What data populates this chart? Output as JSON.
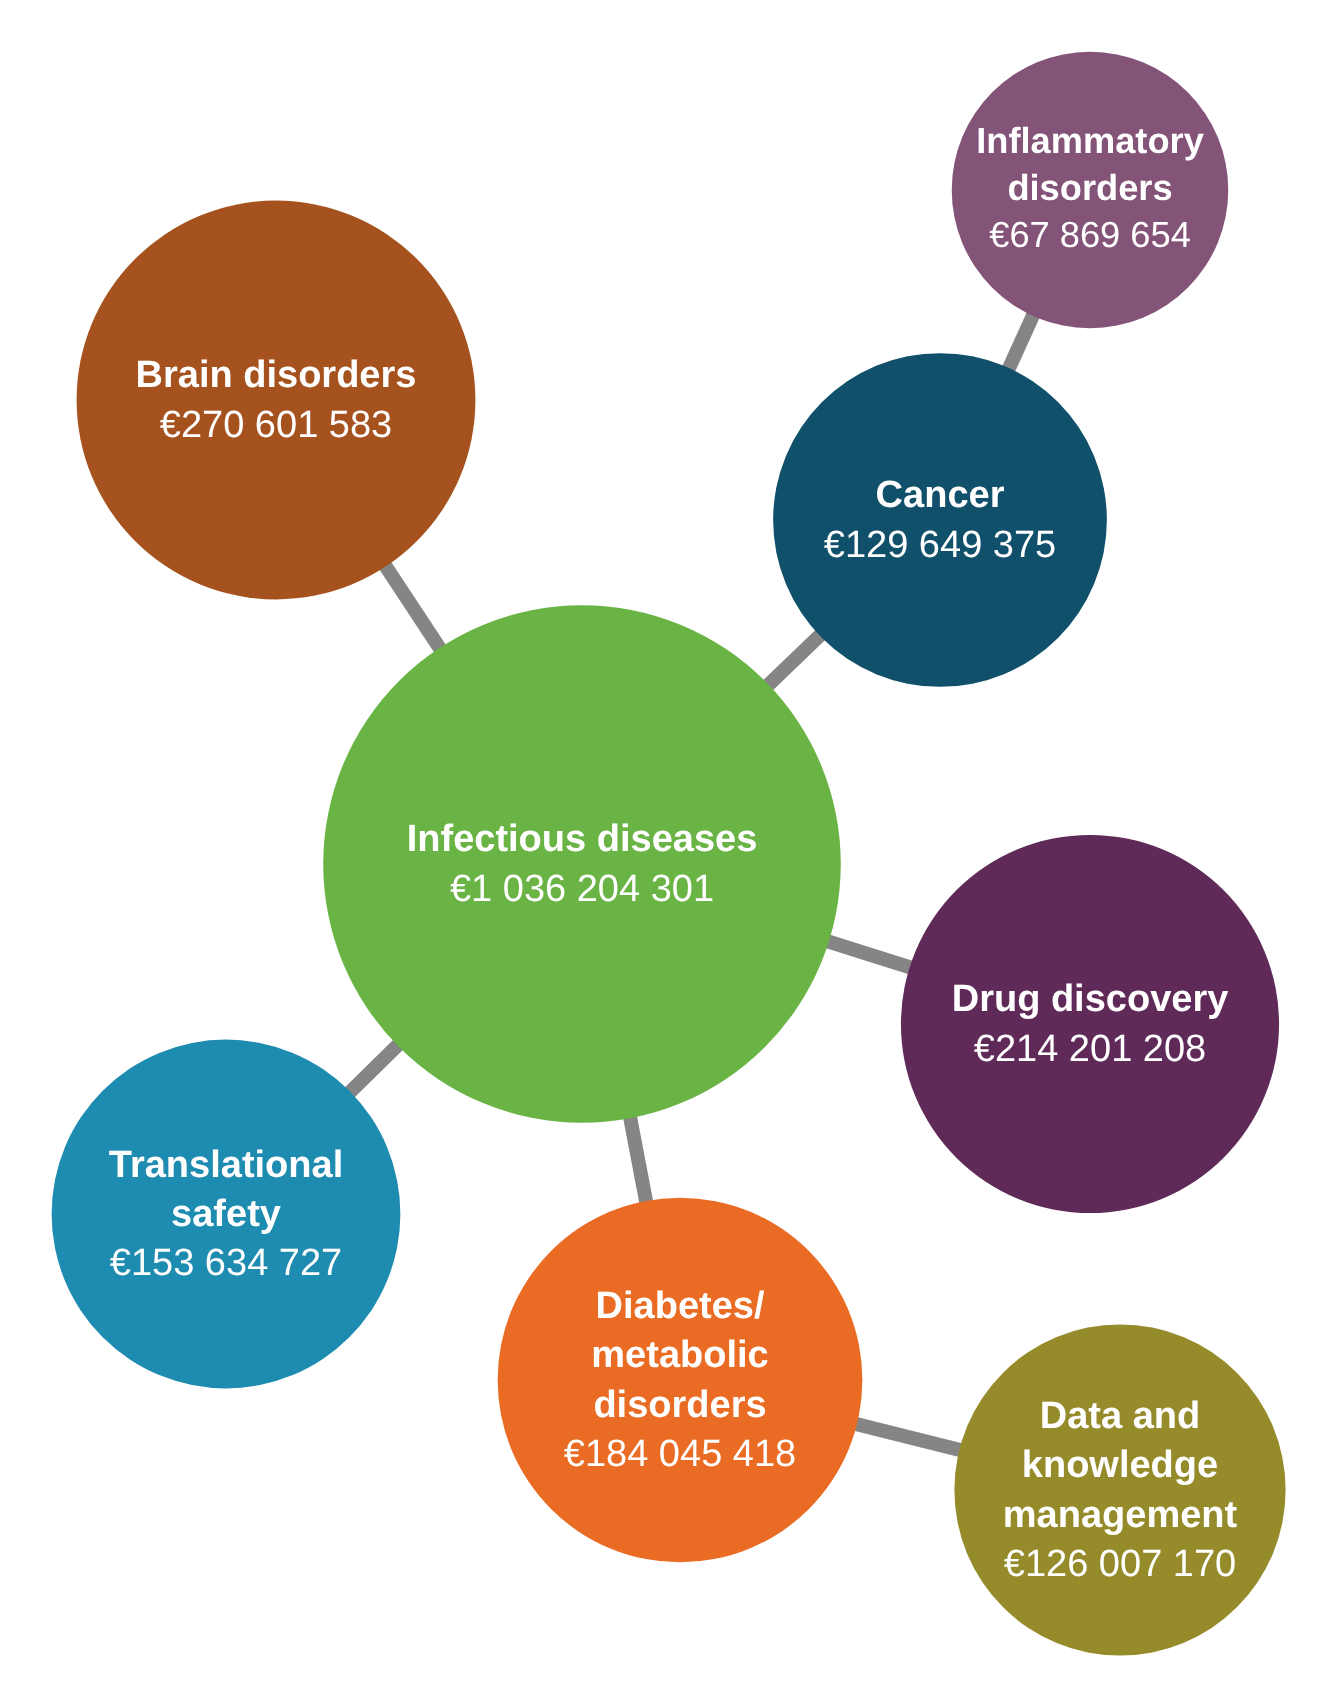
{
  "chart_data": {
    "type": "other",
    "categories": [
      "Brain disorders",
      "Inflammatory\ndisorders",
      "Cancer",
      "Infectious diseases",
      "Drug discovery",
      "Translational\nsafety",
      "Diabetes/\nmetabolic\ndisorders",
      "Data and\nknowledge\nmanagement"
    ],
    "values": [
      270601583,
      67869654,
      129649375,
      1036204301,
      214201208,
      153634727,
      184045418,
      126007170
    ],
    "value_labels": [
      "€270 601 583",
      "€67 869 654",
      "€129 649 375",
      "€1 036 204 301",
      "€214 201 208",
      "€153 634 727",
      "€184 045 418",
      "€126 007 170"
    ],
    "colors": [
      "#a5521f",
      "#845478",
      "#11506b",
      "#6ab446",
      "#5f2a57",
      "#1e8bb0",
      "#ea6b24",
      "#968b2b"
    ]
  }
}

________

Except for the pictures, print the data above exactly.

What data populates this chart? Output as JSON.
{
  "chart_data": {
    "type": "other",
    "categories": [
      "Brain disorders",
      "Inflammatory\ndisorders",
      "Cancer",
      "Infectious diseases",
      "Drug discovery",
      "Translational\nsafety",
      "Diabetes/\nmetabolic\ndisorders",
      "Data and\nknowledge\nmanagement"
    ],
    "values": [
      270601583,
      67869654,
      129649375,
      1036204301,
      214201208,
      153634727,
      184045418,
      126007170
    ],
    "value_labels": [
      "€270 601 583",
      "€67 869 654",
      "€129 649 375",
      "€1 036 204 301",
      "€214 201 208",
      "€153 634 727",
      "€184 045 418",
      "€126 007 170"
    ],
    "colors": [
      "#a5521f",
      "#845478",
      "#11506b",
      "#6ab446",
      "#5f2a57",
      "#1e8bb0",
      "#ea6b24",
      "#968b2b"
    ]
  }
}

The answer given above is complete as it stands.